(Excerpts from a figure dataset)

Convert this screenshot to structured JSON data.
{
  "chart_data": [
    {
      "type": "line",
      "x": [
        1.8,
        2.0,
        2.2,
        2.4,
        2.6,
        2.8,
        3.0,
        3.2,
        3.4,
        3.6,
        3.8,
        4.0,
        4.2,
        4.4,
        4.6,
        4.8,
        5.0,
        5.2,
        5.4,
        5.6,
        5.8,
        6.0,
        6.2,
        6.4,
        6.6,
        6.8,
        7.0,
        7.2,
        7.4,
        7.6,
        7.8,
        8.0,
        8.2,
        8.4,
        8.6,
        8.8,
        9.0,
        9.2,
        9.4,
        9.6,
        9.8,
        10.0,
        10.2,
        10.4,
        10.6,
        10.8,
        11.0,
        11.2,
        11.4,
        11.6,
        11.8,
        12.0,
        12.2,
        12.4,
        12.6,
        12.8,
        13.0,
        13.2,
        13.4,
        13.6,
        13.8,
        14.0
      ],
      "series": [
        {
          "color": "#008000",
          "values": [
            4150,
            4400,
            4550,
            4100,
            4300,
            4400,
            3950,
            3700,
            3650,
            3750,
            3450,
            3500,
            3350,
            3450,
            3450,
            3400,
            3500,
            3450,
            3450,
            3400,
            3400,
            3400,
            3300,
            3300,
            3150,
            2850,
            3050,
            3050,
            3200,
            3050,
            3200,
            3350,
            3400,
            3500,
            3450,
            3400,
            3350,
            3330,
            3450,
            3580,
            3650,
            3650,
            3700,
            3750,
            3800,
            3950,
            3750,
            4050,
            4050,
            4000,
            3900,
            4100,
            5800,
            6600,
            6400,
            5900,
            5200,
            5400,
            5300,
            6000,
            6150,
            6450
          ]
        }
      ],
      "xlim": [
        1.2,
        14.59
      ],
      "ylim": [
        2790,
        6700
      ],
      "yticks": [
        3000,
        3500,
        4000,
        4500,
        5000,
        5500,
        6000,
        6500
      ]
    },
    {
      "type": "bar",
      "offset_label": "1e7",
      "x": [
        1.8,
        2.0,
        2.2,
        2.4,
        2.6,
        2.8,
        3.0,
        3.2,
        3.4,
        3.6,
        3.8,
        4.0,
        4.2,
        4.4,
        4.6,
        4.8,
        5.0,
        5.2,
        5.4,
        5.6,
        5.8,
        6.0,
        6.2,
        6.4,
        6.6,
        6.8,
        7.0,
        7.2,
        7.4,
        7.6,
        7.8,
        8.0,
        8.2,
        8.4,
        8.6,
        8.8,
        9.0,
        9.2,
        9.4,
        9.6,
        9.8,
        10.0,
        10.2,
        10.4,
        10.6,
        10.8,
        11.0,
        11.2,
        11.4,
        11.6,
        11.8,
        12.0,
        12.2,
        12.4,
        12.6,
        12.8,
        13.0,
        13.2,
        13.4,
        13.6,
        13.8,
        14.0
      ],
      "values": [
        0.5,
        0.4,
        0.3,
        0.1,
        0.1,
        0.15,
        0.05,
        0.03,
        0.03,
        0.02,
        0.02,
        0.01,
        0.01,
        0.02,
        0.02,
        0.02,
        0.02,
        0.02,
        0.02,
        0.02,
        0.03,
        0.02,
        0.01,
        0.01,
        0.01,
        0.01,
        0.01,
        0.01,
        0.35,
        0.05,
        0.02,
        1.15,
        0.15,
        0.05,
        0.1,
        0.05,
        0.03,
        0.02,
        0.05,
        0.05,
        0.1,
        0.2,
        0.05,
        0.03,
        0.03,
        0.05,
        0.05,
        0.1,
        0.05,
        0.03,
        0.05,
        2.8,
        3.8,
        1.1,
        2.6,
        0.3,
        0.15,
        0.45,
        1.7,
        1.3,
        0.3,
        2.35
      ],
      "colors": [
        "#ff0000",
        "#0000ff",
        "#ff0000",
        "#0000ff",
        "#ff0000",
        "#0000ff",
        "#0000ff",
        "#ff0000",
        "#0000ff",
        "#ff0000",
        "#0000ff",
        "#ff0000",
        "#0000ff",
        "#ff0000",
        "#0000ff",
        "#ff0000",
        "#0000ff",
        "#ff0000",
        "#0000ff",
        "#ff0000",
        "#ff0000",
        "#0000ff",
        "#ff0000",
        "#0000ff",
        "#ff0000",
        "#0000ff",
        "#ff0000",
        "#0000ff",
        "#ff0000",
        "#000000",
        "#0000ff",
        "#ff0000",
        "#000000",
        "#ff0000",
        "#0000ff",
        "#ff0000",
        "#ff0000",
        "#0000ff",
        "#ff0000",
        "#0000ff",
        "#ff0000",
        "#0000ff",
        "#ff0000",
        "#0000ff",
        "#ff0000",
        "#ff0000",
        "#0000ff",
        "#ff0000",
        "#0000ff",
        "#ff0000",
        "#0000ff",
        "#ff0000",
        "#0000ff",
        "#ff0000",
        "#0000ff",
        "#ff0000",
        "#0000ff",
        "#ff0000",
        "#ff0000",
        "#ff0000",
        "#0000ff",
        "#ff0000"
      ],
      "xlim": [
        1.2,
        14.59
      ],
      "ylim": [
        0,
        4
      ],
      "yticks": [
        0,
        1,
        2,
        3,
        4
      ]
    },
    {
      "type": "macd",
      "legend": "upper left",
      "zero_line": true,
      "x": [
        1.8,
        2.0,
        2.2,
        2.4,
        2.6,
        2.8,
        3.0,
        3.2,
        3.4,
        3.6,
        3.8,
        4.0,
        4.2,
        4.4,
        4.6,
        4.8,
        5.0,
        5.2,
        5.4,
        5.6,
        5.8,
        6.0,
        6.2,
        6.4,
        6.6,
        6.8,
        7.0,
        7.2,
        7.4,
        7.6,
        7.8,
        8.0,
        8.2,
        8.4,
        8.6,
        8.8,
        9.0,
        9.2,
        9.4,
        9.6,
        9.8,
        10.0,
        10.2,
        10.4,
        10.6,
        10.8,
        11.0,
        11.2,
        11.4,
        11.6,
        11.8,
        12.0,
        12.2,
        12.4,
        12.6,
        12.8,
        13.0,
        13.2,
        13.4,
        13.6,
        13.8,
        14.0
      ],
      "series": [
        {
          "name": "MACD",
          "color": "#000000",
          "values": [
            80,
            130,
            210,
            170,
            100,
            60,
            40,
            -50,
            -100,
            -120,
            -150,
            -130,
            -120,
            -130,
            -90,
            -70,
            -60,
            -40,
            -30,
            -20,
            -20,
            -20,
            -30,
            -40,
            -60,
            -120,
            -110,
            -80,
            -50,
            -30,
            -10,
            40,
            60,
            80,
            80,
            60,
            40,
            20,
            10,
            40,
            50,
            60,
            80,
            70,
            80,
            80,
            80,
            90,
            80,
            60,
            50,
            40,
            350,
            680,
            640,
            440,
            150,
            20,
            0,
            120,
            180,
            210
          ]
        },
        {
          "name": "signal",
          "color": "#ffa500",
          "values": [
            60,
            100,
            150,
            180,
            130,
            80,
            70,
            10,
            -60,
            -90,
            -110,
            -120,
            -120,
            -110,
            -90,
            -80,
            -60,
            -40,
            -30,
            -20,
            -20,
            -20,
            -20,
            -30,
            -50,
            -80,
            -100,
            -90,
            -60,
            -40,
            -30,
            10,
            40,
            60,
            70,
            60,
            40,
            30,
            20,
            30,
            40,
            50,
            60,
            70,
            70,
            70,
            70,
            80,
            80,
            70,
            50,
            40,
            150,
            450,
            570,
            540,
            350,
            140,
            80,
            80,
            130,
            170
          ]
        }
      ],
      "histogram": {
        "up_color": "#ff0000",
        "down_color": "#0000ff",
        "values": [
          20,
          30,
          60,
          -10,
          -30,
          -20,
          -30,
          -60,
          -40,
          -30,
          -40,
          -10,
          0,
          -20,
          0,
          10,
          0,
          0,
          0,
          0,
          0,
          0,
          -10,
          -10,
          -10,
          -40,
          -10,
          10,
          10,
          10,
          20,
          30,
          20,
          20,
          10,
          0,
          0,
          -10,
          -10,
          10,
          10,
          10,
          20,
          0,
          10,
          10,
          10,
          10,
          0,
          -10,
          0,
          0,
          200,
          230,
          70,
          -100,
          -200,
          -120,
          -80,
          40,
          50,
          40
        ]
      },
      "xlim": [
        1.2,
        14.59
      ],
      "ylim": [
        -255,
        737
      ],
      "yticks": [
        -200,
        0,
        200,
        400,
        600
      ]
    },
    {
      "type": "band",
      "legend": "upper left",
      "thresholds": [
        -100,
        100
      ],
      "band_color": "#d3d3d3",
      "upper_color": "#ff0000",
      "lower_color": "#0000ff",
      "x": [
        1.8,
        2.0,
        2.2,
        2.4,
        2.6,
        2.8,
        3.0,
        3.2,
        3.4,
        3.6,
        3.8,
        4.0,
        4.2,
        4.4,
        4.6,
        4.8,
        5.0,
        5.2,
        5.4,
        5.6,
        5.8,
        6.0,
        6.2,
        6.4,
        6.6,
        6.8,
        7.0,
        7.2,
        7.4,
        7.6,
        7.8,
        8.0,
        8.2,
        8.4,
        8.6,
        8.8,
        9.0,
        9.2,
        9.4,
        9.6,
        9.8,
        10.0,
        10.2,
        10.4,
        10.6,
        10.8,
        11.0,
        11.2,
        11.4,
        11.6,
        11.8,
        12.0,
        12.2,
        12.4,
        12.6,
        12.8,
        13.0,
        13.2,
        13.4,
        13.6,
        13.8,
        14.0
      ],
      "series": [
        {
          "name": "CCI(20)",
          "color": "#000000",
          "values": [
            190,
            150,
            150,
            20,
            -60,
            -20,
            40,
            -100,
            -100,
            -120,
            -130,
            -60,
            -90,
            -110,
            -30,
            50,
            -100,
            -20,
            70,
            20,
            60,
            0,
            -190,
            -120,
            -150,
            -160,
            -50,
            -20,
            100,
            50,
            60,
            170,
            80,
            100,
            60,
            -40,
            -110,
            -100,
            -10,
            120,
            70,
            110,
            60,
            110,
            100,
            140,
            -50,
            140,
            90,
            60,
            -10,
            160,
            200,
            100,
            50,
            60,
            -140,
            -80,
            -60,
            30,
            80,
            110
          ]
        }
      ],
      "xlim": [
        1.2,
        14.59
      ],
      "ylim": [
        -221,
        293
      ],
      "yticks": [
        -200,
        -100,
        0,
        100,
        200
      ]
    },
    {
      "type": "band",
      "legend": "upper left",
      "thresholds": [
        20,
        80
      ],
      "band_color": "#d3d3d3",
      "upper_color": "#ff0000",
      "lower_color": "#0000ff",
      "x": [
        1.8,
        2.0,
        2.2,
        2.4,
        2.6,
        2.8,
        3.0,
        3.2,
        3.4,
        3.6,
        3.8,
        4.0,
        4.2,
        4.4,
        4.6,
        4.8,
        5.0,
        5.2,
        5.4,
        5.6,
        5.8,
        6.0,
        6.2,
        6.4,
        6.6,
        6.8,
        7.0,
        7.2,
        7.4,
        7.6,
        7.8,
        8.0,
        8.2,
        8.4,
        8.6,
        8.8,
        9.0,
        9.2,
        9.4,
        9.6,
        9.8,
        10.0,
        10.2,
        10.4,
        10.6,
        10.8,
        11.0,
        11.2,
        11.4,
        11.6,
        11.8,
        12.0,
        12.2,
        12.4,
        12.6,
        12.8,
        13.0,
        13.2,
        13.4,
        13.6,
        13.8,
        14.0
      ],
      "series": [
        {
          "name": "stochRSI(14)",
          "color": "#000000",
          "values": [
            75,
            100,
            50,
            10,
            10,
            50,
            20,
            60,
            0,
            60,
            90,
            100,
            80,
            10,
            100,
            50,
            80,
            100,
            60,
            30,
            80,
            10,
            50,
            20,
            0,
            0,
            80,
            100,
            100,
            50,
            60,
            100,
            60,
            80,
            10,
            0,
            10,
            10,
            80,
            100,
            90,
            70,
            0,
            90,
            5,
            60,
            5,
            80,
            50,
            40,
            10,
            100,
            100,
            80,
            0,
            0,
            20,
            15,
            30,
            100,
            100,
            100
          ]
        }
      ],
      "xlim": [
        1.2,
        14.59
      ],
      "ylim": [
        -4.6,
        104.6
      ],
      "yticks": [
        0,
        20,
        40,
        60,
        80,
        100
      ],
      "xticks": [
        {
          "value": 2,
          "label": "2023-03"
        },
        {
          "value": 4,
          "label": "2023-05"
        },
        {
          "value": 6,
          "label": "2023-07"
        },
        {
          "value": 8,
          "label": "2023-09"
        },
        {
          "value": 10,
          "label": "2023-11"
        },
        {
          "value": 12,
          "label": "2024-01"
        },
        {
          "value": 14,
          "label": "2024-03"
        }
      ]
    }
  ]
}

Given problem
In the records above, find each line holding "name" and copy it.

Complete output
          "name": "MACD",
          "name": "signal",
          "name": "CCI(20)",
          "name": "stochRSI(14)",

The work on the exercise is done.